- **Excerpted text**
+ + +

Subject: Re: Patch: linux-2.5.8-pre1/kernel/exit.c change caused BUG() atboot time

Robert Love wrote:
>
> ...
> Do you think it is better to deny preemption if state==TASK_ZOMBIE (note
> this requires code in preempt_schedule and the interrupt return path,
> since Ingo decoupled the two) or just disable preemption around critical
> regions caused by setting state to TASK_ZOMBIE ?
>
> I suspect this is the first occurrence of a problem of this kind ... and
> the attached patch handles it.
>

No, the problem goes deeper than this.

I have code which does, effectively:

sleeper()
{
spin_lock(&some_lock);
set_current_state(TASK_UNINTERRUPTIBLE);
some_flag = 0;
spin_unlock(&lock);
schedule();
if (some_flag == 0)
i_am_horribly_confused();
}

waker()
{
spin_lock(&some_lock);
some_flag = 1;
wake_up_process(sleeper);
spin_unlock(&some_lock);
}

or something like that. See __pdflush() and
pdflush_operation() in http://www.zip.com.au/~akpm/linux/patches/2.5/2.5.8-pre1/delalloc/dallocbase-60-pdflush.patch

The above code work fine, is nice and I want to keep
it that way. But it fails on preempt.

The spin_unlock() in sleeper() can sometimes set
task->state to TASK_RUNNING(), so my schedule() call
just falls straight through.

Probably nobody has noticed this in other places because
most sleep/wakeup stuff tends to be done inside a loop;
the bogus "wakeup" is ignored.

Although it can be worked around at the call site, I
think this needs fixing. Otherwise we have the rule
"spin_unlock will flip you into TASK_RUNNING 0.0001%
of the time if CONFIG_PREEMPT=y". ug.

I have thought deeply about this, and I then promptly
forgot everything I thought about, but I ended up
concluding that the sanest way of resolving this is
inside __set_current_state(). If the new state is
TASK_RUNNING and the old state is not TASK_RUNNING
then enable preemption, call schedule() if necessary, etc.

It is not acceptable to just say "don't preempt a task
which is not in state TASK_RUNNING", because if an
interrupt happens against a CPU which is running a task
which is in state TASK_INTERRUPTIBLE (say), then that
wakeup won't be serviced until the task exits the kernel.

-

2002-04-04 21:33:43

by Roger Larsson

[permalink] [raw]

Subject: Re: Patch: linux-2.5.8-pre1/kernel/exit.c change caused BUG() at boot time

On torsdagen den 4 april 2002 21.26, Robert Love wrote:
> On Thu, 2002-04-04 at 14:14, Linus Torvalds wrote:
> > The answer is that preempt_schedule() illegally sets
> >
> > current->state = TASK_RUNNING;
> >
> > without asking the process whether that's OK. The SMP code never does
> > anything like that.

+ + +

- **Task instructions**
• 1. In the kernel preemption thread, what can the spin_unlock() in sleeper() sometimes do when preemption is enabled?
• 2. Carry the kernel preemption thread forward from its final line.
The listing has no connection to the kernel preemption thread.

- **Source excerpt**

+ + +

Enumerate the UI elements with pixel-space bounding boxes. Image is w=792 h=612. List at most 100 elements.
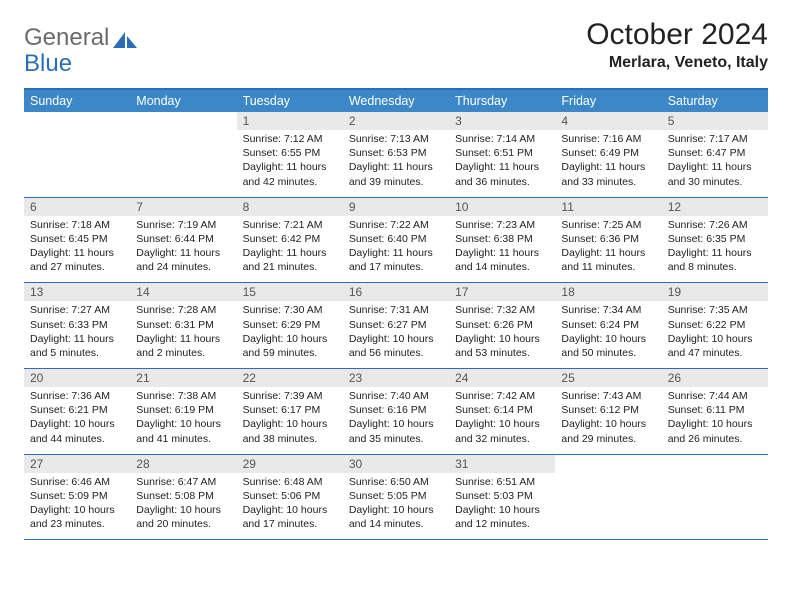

+ + +

- **Expected responses**
• 1. It can set task->state to TASK_RUNNING, so the following schedule() call falls straight through.

• 2.
>
> Well Ingo added that ;)
>
> We used to just set a flag in the preempt_count that marked the task as
> preempted and made sure on its next trip into schedule it ran again.
>

How about doing:

asmlinkage void preempt_schedule(void)
{
unsigned long saved_state;

if (unlikely(preempt_get_count()))
return;

preempt_disable(); /* or use an atomic operation */
saved_state = current->state;
current->state = TASK_RUNNING;
preempt_enable_no_resched(); /* we are scheduling anyway... */
schedule();
current->state = saved_state;
}

It is unlikely to get preemption between schedule() and the
setting since schedule it self checks - the window is small.
And when it hits if will correctly restore the correct value.

Note this code does not need to solve the FLAG problem.

current->state |= FLAG
* PREEMPT *
current->state |= FLAG
schedule()
current->state &= ~FLAG
schedule() with flag disabled

/RogerL

--
Roger Larsson
Skellefte?
Sweden

2002-04-04 22:40:44

[permalink] [raw]

Subject: Re: Patch: linux-2.5.8-pre1/kernel/exit.c change caused BUG() at boot time

Roger Larsson wrote:
>
> ...
> How about doing:
>
> asmlinkage void preempt_schedule(void)
> {
> unsigned long saved_state;
>
> if (unlikely(preempt_get_count()))
> return;
>
> preempt_disable(); /* or use an atomic operation */
> saved_state = current->state;
> current->state = TASK_RUNNING;
> preempt_enable_no_resched(); /* we are scheduling anyway... */
> schedule();

Interrupt occurs, puts this task in state TASK_RUNNING.

> current->state = saved_state;

whoops. We went back into TASK_UNINTERRUPTIBLE.

> }
>

We could fix this with changes to schedule(), but that's
not nice. Another approach would be:

preempt_schedule()
{
current->state2 = current->state;
current->state = TASK_RUNNING;
schedule();
current->state = current->state2;
}

and wake_up() would do:

tsk->state = TASK_RUNNING;
tsk->state2 = TASK_RUNNING;

With the appropriate locking, memory barriers and other
relevant goo I think this would work...

-

2002-04-04 22:43:54

[permalink] [raw]

Subject: Re: Patch: linux-2.5.8-pre1/kernel/exit.c change caused BUG() at boot time

On Thu, 4 Apr 2002, Andrew Morton wrote:
> Another approach would be:
>
> preempt_schedule()
> {
> current->state2 = current->state;
> current->state = TASK_RUNNING;
> schedule();
> current->state = current->state2;
> }

Yes, but please no.

My current tree says

asmlinkage void preempt_schedule(void)
{
if (unlikely(preempt_get_count()))
return;
if (current->state != TASK_RUNNING)
return;
schedule();
}

and if people start getting latency problems due to loops with state !=
TASK_RUNNING, then I suspect we might just make "set_current_state()"
check that case explicitly and do a conditional reschedule (ie make it the
same as if we released a lock). That would be a hell of a lot cleaner, in
my opinion.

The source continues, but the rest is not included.